DO THIS = Find every line in the records below that contains the word "sigma", and copy each such line.

DATA SHOWN =
_____

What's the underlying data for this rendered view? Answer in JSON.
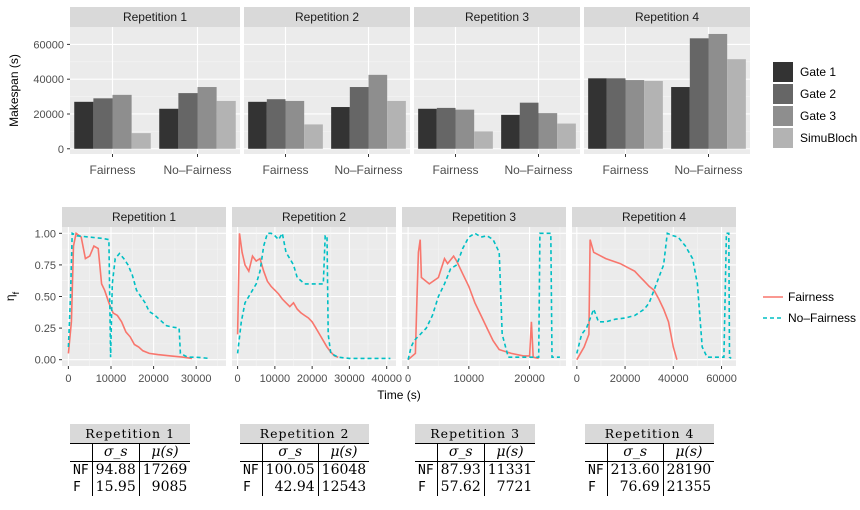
{
  "chart_data": [
    {
      "type": "bar",
      "ylabel": "Makespan (s)",
      "yticks": [
        0,
        20000,
        40000,
        60000
      ],
      "ylim": [
        -3000,
        70000
      ],
      "grid": true,
      "legend_position": "right",
      "categories": [
        "Fairness",
        "No–Fairness"
      ],
      "series_names": [
        "Gate 1",
        "Gate 2",
        "Gate 3",
        "SimuBloch"
      ],
      "series_colors": [
        "#333333",
        "#666666",
        "#8e8e8e",
        "#b3b3b3"
      ],
      "panels": [
        {
          "title": "Repetition 1",
          "values": [
            [
              27000,
              29000,
              31000,
              9000
            ],
            [
              23000,
              32000,
              35500,
              27500
            ]
          ]
        },
        {
          "title": "Repetition 2",
          "values": [
            [
              27000,
              28500,
              27500,
              14000
            ],
            [
              24000,
              35500,
              42500,
              27500
            ]
          ]
        },
        {
          "title": "Repetition 3",
          "values": [
            [
              23000,
              23500,
              22500,
              10000
            ],
            [
              19500,
              26500,
              20500,
              14500
            ]
          ]
        },
        {
          "title": "Repetition 4",
          "values": [
            [
              40500,
              40500,
              39500,
              39000
            ],
            [
              35500,
              63500,
              66000,
              51500
            ]
          ]
        }
      ]
    },
    {
      "type": "line",
      "xlabel": "Time (s)",
      "ylabel": "η_f",
      "yticks": [
        "0.00",
        "0.25",
        "0.50",
        "0.75",
        "1.00"
      ],
      "ylim": [
        -0.05,
        1.05
      ],
      "grid": true,
      "legend_position": "right",
      "series_names": [
        "Fairness",
        "No–Fairness"
      ],
      "series_colors": [
        "#f8766d",
        "#00bfc4"
      ],
      "panels": [
        {
          "title": "Repetition 1",
          "xlim": [
            -1500,
            37000
          ],
          "xticks": [
            0,
            10000,
            20000,
            30000
          ],
          "xticklabels": [
            "0",
            "10000",
            "20000",
            "30000"
          ],
          "fairness": [
            [
              0,
              0.05
            ],
            [
              700,
              0.3
            ],
            [
              1200,
              0.9
            ],
            [
              1800,
              1.0
            ],
            [
              3000,
              0.97
            ],
            [
              4000,
              0.8
            ],
            [
              5000,
              0.82
            ],
            [
              6000,
              0.9
            ],
            [
              7000,
              0.88
            ],
            [
              7800,
              0.6
            ],
            [
              8500,
              0.55
            ],
            [
              9500,
              0.45
            ],
            [
              10500,
              0.37
            ],
            [
              11500,
              0.35
            ],
            [
              12500,
              0.3
            ],
            [
              13500,
              0.22
            ],
            [
              14500,
              0.18
            ],
            [
              15500,
              0.12
            ],
            [
              16500,
              0.1
            ],
            [
              17500,
              0.07
            ],
            [
              19000,
              0.05
            ],
            [
              21000,
              0.04
            ],
            [
              24000,
              0.03
            ],
            [
              27000,
              0.02
            ],
            [
              29000,
              0.01
            ]
          ],
          "nofairness": [
            [
              0,
              0.1
            ],
            [
              500,
              0.5
            ],
            [
              900,
              1.0
            ],
            [
              2000,
              0.98
            ],
            [
              5000,
              0.97
            ],
            [
              8000,
              0.96
            ],
            [
              9500,
              0.95
            ],
            [
              9900,
              0.02
            ],
            [
              10300,
              0.6
            ],
            [
              11000,
              0.8
            ],
            [
              12000,
              0.84
            ],
            [
              13000,
              0.8
            ],
            [
              14000,
              0.75
            ],
            [
              15000,
              0.67
            ],
            [
              16000,
              0.55
            ],
            [
              17000,
              0.5
            ],
            [
              18000,
              0.45
            ],
            [
              19000,
              0.38
            ],
            [
              20000,
              0.36
            ],
            [
              22000,
              0.3
            ],
            [
              23000,
              0.27
            ],
            [
              24000,
              0.26
            ],
            [
              26000,
              0.25
            ],
            [
              26300,
              0.05
            ],
            [
              28000,
              0.02
            ],
            [
              30000,
              0.02
            ],
            [
              33000,
              0.01
            ]
          ]
        },
        {
          "title": "Repetition 2",
          "xlim": [
            -1500,
            42500
          ],
          "xticks": [
            0,
            10000,
            20000,
            30000,
            40000
          ],
          "xticklabels": [
            "0",
            "10000",
            "20000",
            "30000",
            "40000"
          ],
          "fairness": [
            [
              0,
              0.2
            ],
            [
              500,
              1.0
            ],
            [
              1200,
              0.85
            ],
            [
              2000,
              0.75
            ],
            [
              3000,
              0.7
            ],
            [
              4000,
              0.82
            ],
            [
              5000,
              0.78
            ],
            [
              6000,
              0.8
            ],
            [
              7000,
              0.7
            ],
            [
              8000,
              0.62
            ],
            [
              9000,
              0.58
            ],
            [
              10000,
              0.55
            ],
            [
              11000,
              0.52
            ],
            [
              12000,
              0.48
            ],
            [
              13000,
              0.45
            ],
            [
              14000,
              0.42
            ],
            [
              15000,
              0.45
            ],
            [
              16000,
              0.4
            ],
            [
              17000,
              0.37
            ],
            [
              18000,
              0.35
            ],
            [
              19000,
              0.33
            ],
            [
              20000,
              0.3
            ],
            [
              21000,
              0.25
            ],
            [
              22000,
              0.2
            ],
            [
              23000,
              0.15
            ],
            [
              24000,
              0.1
            ],
            [
              25000,
              0.06
            ],
            [
              26000,
              0.03
            ],
            [
              27000,
              0.02
            ]
          ],
          "nofairness": [
            [
              0,
              0.05
            ],
            [
              1000,
              0.3
            ],
            [
              2000,
              0.45
            ],
            [
              3000,
              0.5
            ],
            [
              4000,
              0.55
            ],
            [
              5000,
              0.6
            ],
            [
              6000,
              0.7
            ],
            [
              7000,
              0.9
            ],
            [
              8000,
              1.0
            ],
            [
              9000,
              1.0
            ],
            [
              10000,
              0.98
            ],
            [
              11000,
              0.95
            ],
            [
              12000,
              1.0
            ],
            [
              13000,
              0.85
            ],
            [
              14000,
              0.8
            ],
            [
              15000,
              0.75
            ],
            [
              16000,
              0.65
            ],
            [
              18000,
              0.6
            ],
            [
              20000,
              0.6
            ],
            [
              22000,
              0.6
            ],
            [
              23000,
              0.6
            ],
            [
              23500,
              0.98
            ],
            [
              24000,
              0.98
            ],
            [
              24300,
              0.2
            ],
            [
              25000,
              0.05
            ],
            [
              27000,
              0.02
            ],
            [
              30000,
              0.01
            ],
            [
              35000,
              0.01
            ],
            [
              41000,
              0.01
            ]
          ]
        },
        {
          "title": "Repetition 3",
          "xlim": [
            -1000,
            26000
          ],
          "xticks": [
            0,
            10000,
            20000
          ],
          "xticklabels": [
            "0",
            "10000",
            "20000"
          ],
          "fairness": [
            [
              0,
              0.0
            ],
            [
              1200,
              0.05
            ],
            [
              1500,
              0.55
            ],
            [
              1700,
              0.85
            ],
            [
              2000,
              0.95
            ],
            [
              2200,
              0.65
            ],
            [
              3500,
              0.6
            ],
            [
              5000,
              0.65
            ],
            [
              6000,
              0.8
            ],
            [
              6500,
              0.76
            ],
            [
              7500,
              0.82
            ],
            [
              8000,
              0.78
            ],
            [
              9000,
              0.68
            ],
            [
              10000,
              0.58
            ],
            [
              11000,
              0.45
            ],
            [
              12000,
              0.35
            ],
            [
              13000,
              0.25
            ],
            [
              14000,
              0.15
            ],
            [
              15000,
              0.08
            ],
            [
              17000,
              0.05
            ],
            [
              19000,
              0.03
            ],
            [
              20000,
              0.03
            ],
            [
              20300,
              0.3
            ],
            [
              20600,
              0.02
            ],
            [
              21500,
              0.01
            ]
          ],
          "nofairness": [
            [
              0,
              0.0
            ],
            [
              500,
              0.1
            ],
            [
              1000,
              0.15
            ],
            [
              2000,
              0.2
            ],
            [
              3000,
              0.25
            ],
            [
              4000,
              0.35
            ],
            [
              5000,
              0.5
            ],
            [
              6000,
              0.6
            ],
            [
              7000,
              0.72
            ],
            [
              8000,
              0.75
            ],
            [
              9000,
              0.88
            ],
            [
              10000,
              0.97
            ],
            [
              11000,
              1.0
            ],
            [
              12000,
              0.97
            ],
            [
              13000,
              0.98
            ],
            [
              14000,
              0.95
            ],
            [
              15000,
              0.85
            ],
            [
              15500,
              0.2
            ],
            [
              16500,
              0.02
            ],
            [
              18000,
              0.02
            ],
            [
              19500,
              0.02
            ],
            [
              20000,
              0.02
            ],
            [
              20500,
              0.02
            ],
            [
              21000,
              0.02
            ],
            [
              21500,
              0.02
            ],
            [
              21700,
              1.0
            ],
            [
              23500,
              1.0
            ],
            [
              23700,
              0.02
            ],
            [
              25000,
              0.02
            ]
          ]
        },
        {
          "title": "Repetition 4",
          "xlim": [
            -2000,
            66000
          ],
          "xticks": [
            0,
            20000,
            40000,
            60000
          ],
          "xticklabels": [
            "0",
            "20000",
            "40000",
            "60000"
          ],
          "fairness": [
            [
              0,
              0.0
            ],
            [
              3000,
              0.1
            ],
            [
              5000,
              0.2
            ],
            [
              5500,
              0.95
            ],
            [
              7000,
              0.85
            ],
            [
              9000,
              0.83
            ],
            [
              12000,
              0.8
            ],
            [
              15000,
              0.78
            ],
            [
              18000,
              0.76
            ],
            [
              21000,
              0.73
            ],
            [
              24000,
              0.7
            ],
            [
              26000,
              0.66
            ],
            [
              28000,
              0.62
            ],
            [
              30000,
              0.58
            ],
            [
              32000,
              0.55
            ],
            [
              34000,
              0.48
            ],
            [
              36000,
              0.4
            ],
            [
              38000,
              0.3
            ],
            [
              40000,
              0.1
            ],
            [
              41500,
              0.0
            ]
          ],
          "nofairness": [
            [
              0,
              0.05
            ],
            [
              2000,
              0.2
            ],
            [
              4000,
              0.25
            ],
            [
              6000,
              0.35
            ],
            [
              7000,
              0.4
            ],
            [
              9000,
              0.3
            ],
            [
              12000,
              0.3
            ],
            [
              16000,
              0.32
            ],
            [
              20000,
              0.33
            ],
            [
              24000,
              0.35
            ],
            [
              28000,
              0.4
            ],
            [
              30000,
              0.45
            ],
            [
              32000,
              0.55
            ],
            [
              34000,
              0.65
            ],
            [
              36000,
              0.75
            ],
            [
              37500,
              1.0
            ],
            [
              40000,
              0.98
            ],
            [
              42000,
              0.97
            ],
            [
              45000,
              0.9
            ],
            [
              48000,
              0.8
            ],
            [
              50000,
              0.6
            ],
            [
              52000,
              0.1
            ],
            [
              54000,
              0.02
            ],
            [
              58000,
              0.02
            ],
            [
              61000,
              0.02
            ],
            [
              62000,
              1.0
            ],
            [
              63000,
              1.0
            ],
            [
              63300,
              0.02
            ],
            [
              64000,
              0.01
            ]
          ]
        }
      ]
    }
  ],
  "tables": [
    {
      "title": "Repetition 1",
      "col1": "σ_s",
      "col2": "μ(s)",
      "rows": [
        {
          "label": "NF",
          "sigma": "94.88",
          "mu": "17269"
        },
        {
          "label": "F",
          "sigma": "15.95",
          "mu": "9085"
        }
      ]
    },
    {
      "title": "Repetition 2",
      "col1": "σ_s",
      "col2": "μ(s)",
      "rows": [
        {
          "label": "NF",
          "sigma": "100.05",
          "mu": "16048"
        },
        {
          "label": "F",
          "sigma": "42.94",
          "mu": "12543"
        }
      ]
    },
    {
      "title": "Repetition 3",
      "col1": "σ_s",
      "col2": "μ(s)",
      "rows": [
        {
          "label": "NF",
          "sigma": "87.93",
          "mu": "11331"
        },
        {
          "label": "F",
          "sigma": "57.62",
          "mu": "7721"
        }
      ]
    },
    {
      "title": "Repetition 4",
      "col1": "σ_s",
      "col2": "μ(s)",
      "rows": [
        {
          "label": "NF",
          "sigma": "213.60",
          "mu": "28190"
        },
        {
          "label": "F",
          "sigma": "76.69",
          "mu": "21355"
        }
      ]
    }
  ]
}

_____

SOLUTION TO THE PROBLEM =
          "sigma": "94.88",
          "sigma": "15.95",
          "sigma": "100.05",
          "sigma": "42.94",
          "sigma": "87.93",
          "sigma": "57.62",
          "sigma": "213.60",
          "sigma": "76.69",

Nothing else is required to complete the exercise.